Make an exact copy of the entries below with the pictures removed.

==============================

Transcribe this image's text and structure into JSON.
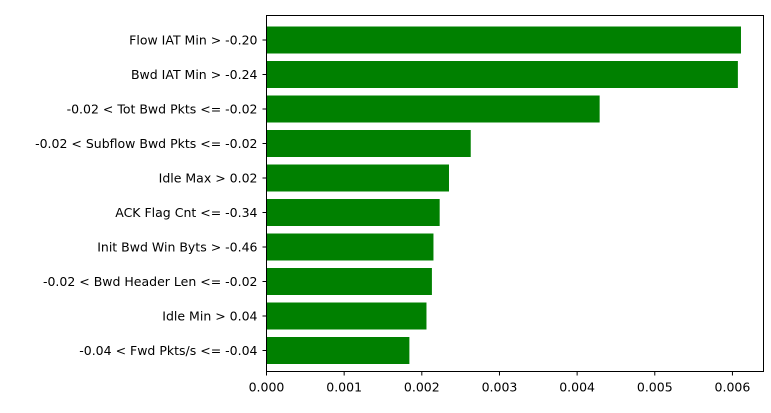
{
  "chart_data": {
    "type": "bar",
    "orientation": "horizontal",
    "title": "",
    "xlabel": "",
    "ylabel": "",
    "bar_color": "#008000",
    "xlim": [
      0,
      0.0064
    ],
    "xticks": [
      0.0,
      0.001,
      0.002,
      0.003,
      0.004,
      0.005,
      0.006
    ],
    "xtick_labels": [
      "0.000",
      "0.001",
      "0.002",
      "0.003",
      "0.004",
      "0.005",
      "0.006"
    ],
    "categories": [
      "Flow IAT Min > -0.20",
      "Bwd IAT Min > -0.24",
      "-0.02 < Tot Bwd Pkts <= -0.02",
      "-0.02 < Subflow Bwd Pkts <= -0.02",
      "Idle Max > 0.02",
      "ACK Flag Cnt <= -0.34",
      "Init Bwd Win Byts > -0.46",
      "-0.02 < Bwd Header Len <= -0.02",
      "Idle Min > 0.04",
      "-0.04 < Fwd Pkts/s <= -0.04"
    ],
    "values": [
      0.00611,
      0.00607,
      0.00429,
      0.00263,
      0.00235,
      0.00223,
      0.00215,
      0.00213,
      0.00206,
      0.00184
    ],
    "grid": false,
    "legend": "none"
  }
}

==============================

**Response:**
Transcribe this image's text and structure into JSON.
{
  "chart_data": {
    "type": "bar",
    "orientation": "horizontal",
    "title": "",
    "xlabel": "",
    "ylabel": "",
    "bar_color": "#008000",
    "xlim": [
      0,
      0.0064
    ],
    "xticks": [
      0.0,
      0.001,
      0.002,
      0.003,
      0.004,
      0.005,
      0.006
    ],
    "xtick_labels": [
      "0.000",
      "0.001",
      "0.002",
      "0.003",
      "0.004",
      "0.005",
      "0.006"
    ],
    "categories": [
      "Flow IAT Min > -0.20",
      "Bwd IAT Min > -0.24",
      "-0.02 < Tot Bwd Pkts <= -0.02",
      "-0.02 < Subflow Bwd Pkts <= -0.02",
      "Idle Max > 0.02",
      "ACK Flag Cnt <= -0.34",
      "Init Bwd Win Byts > -0.46",
      "-0.02 < Bwd Header Len <= -0.02",
      "Idle Min > 0.04",
      "-0.04 < Fwd Pkts/s <= -0.04"
    ],
    "values": [
      0.00611,
      0.00607,
      0.00429,
      0.00263,
      0.00235,
      0.00223,
      0.00215,
      0.00213,
      0.00206,
      0.00184
    ],
    "grid": false,
    "legend": "none"
  }
}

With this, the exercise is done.